**SUPPLIED RECORDS**
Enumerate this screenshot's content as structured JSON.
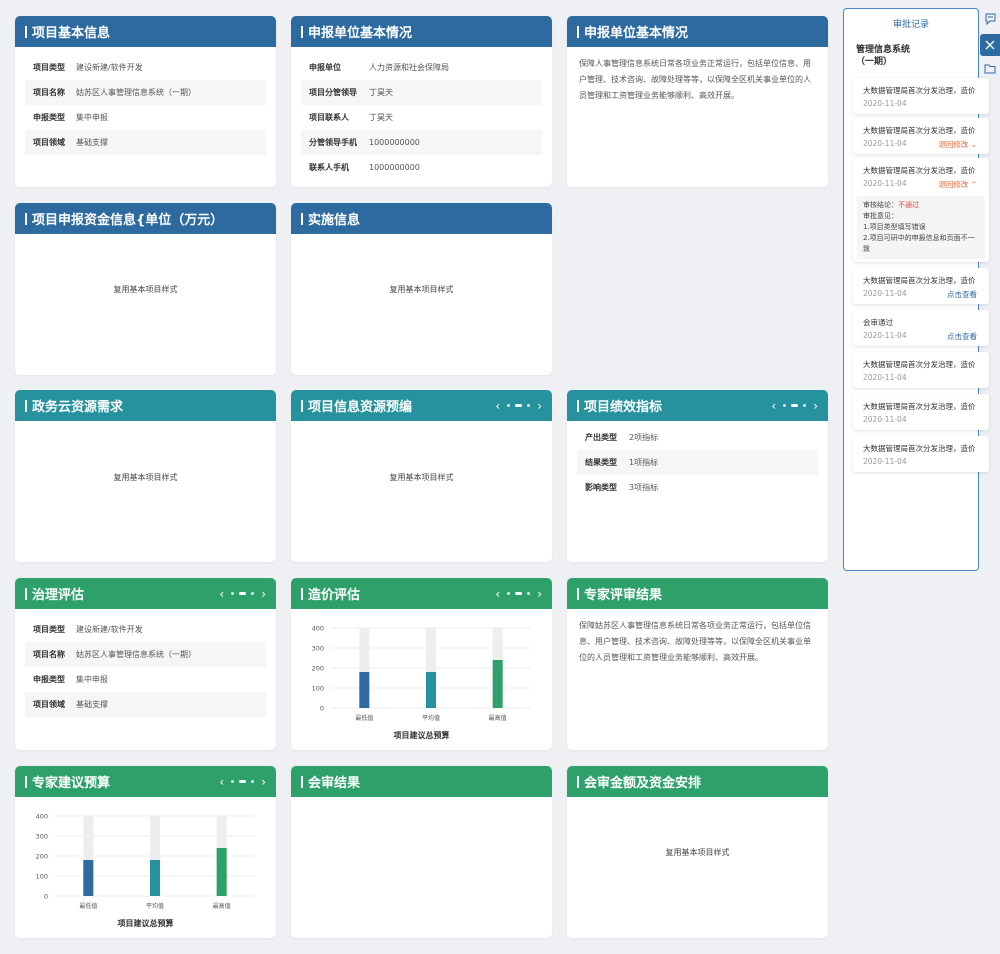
{
  "colors": {
    "blue": "#2c6aa0",
    "teal": "#26929e",
    "green": "#2ea16b"
  },
  "cards": {
    "basic": {
      "title": "项目基本信息",
      "rows": [
        {
          "k": "项目类型",
          "v": "建设新建/软件开发"
        },
        {
          "k": "项目名称",
          "v": "姑苏区人事管理信息系统（一期）"
        },
        {
          "k": "申报类型",
          "v": "集中申报"
        },
        {
          "k": "项目领域",
          "v": "基础支撑"
        }
      ]
    },
    "unit": {
      "title": "申报单位基本情况",
      "rows": [
        {
          "k": "申报单位",
          "v": "人力资源和社会保障局"
        },
        {
          "k": "项目分管领导",
          "v": "丁昊天"
        },
        {
          "k": "项目联系人",
          "v": "丁昊天"
        },
        {
          "k": "分管领导手机",
          "v": "1000000000"
        },
        {
          "k": "联系人手机",
          "v": "1000000000"
        }
      ]
    },
    "unit2": {
      "title": "申报单位基本情况",
      "text": "保障人事管理信息系统日常各项业务正常运行，包括单位信息、用户管理、技术咨询、故障处理等等，以保障全区机关事业单位的人员管理和工资管理业务能够顺利、高效开展。"
    },
    "funds": {
      "title": "项目申报资金信息{单位（万元）",
      "placeholder": "复用基本项目样式"
    },
    "impl": {
      "title": "实施信息",
      "placeholder": "复用基本项目样式"
    },
    "cloud": {
      "title": "政务云资源需求",
      "placeholder": "复用基本项目样式"
    },
    "resource": {
      "title": "项目信息资源预编",
      "placeholder": "复用基本项目样式",
      "prev": "‹",
      "next": "›"
    },
    "perf": {
      "title": "项目绩效指标",
      "prev": "‹",
      "next": "›",
      "rows": [
        {
          "k": "产出类型",
          "v": "2项指标"
        },
        {
          "k": "结果类型",
          "v": "1项指标"
        },
        {
          "k": "影响类型",
          "v": "3项指标"
        }
      ]
    },
    "gov": {
      "title": "治理评估",
      "prev": "‹",
      "next": "›",
      "rows": [
        {
          "k": "项目类型",
          "v": "建设新建/软件开发"
        },
        {
          "k": "项目名称",
          "v": "姑苏区人事管理信息系统（一期）"
        },
        {
          "k": "申报类型",
          "v": "集中申报"
        },
        {
          "k": "项目领域",
          "v": "基础支撑"
        }
      ]
    },
    "cost": {
      "title": "造价评估",
      "prev": "‹",
      "next": "›"
    },
    "expert": {
      "title": "专家评审结果",
      "text": "保障姑苏区人事管理信息系统日常各项业务正常运行，包括单位信息、用户管理、技术咨询、故障处理等等，以保障全区机关事业单位的人员管理和工资管理业务能够顺利、高效开展。"
    },
    "budget": {
      "title": "专家建议预算",
      "prev": "‹",
      "next": "›"
    },
    "review": {
      "title": "会审结果"
    },
    "amount": {
      "title": "会审金额及资金安排",
      "placeholder": "复用基本项目样式"
    }
  },
  "chart_data": [
    {
      "type": "bar",
      "title": "项目建议总预算",
      "xlabel": "",
      "ylabel": "",
      "categories": [
        "最低值",
        "平均值",
        "最高值"
      ],
      "values": [
        180,
        180,
        240
      ],
      "ylim": [
        0,
        400
      ],
      "yticks": [
        0,
        100,
        200,
        300,
        400
      ],
      "colors": [
        "#2c6aa0",
        "#26929e",
        "#2ea16b"
      ]
    },
    {
      "type": "bar",
      "title": "项目建议总预算",
      "xlabel": "",
      "ylabel": "",
      "categories": [
        "最低值",
        "平均值",
        "最高值"
      ],
      "values": [
        180,
        180,
        240
      ],
      "ylim": [
        0,
        400
      ],
      "yticks": [
        0,
        100,
        200,
        300,
        400
      ],
      "colors": [
        "#2c6aa0",
        "#26929e",
        "#2ea16b"
      ]
    }
  ],
  "side": {
    "title": "审批记录",
    "project": "管理信息系统\n（一期）",
    "records": [
      {
        "text": "大数据管理局首次分发治理，造价",
        "date": "2020-11-04",
        "action": "",
        "chev": ""
      },
      {
        "text": "大数据管理局首次分发治理，造价",
        "date": "2020-11-04",
        "action": "退回修改",
        "chev": "⌄"
      },
      {
        "text": "大数据管理局首次分发治理，造价",
        "date": "2020-11-04",
        "action": "退回修改",
        "chev": "⌃",
        "detail": {
          "conclusion_label": "审核结论：",
          "conclusion": "不通过",
          "opinion_label": "审批意见：",
          "lines": [
            "1.项目类型填写错误",
            "2.项目可研中的申报信息和页面不一致"
          ]
        }
      },
      {
        "text": "大数据管理局首次分发治理，造价",
        "date": "2020-11-04",
        "action": "点击查看",
        "chev": ""
      },
      {
        "text": "会审通过",
        "date": "2020-11-04",
        "action": "点击查看",
        "chev": ""
      },
      {
        "text": "大数据管理局首次分发治理，造价",
        "date": "2020-11-04",
        "action": "",
        "chev": ""
      },
      {
        "text": "大数据管理局首次分发治理，造价",
        "date": "2020-11-04",
        "action": "",
        "chev": ""
      },
      {
        "text": "大数据管理局首次分发治理，造价",
        "date": "2020-11-04",
        "action": "",
        "chev": ""
      }
    ],
    "icons": [
      "comment-icon",
      "close-icon",
      "folder-icon"
    ]
  }
}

**SET PROBLEM**
For the entries shown above, give the number of lines that include the word "高效开展", without any other text.

**THE RESPONSE**
2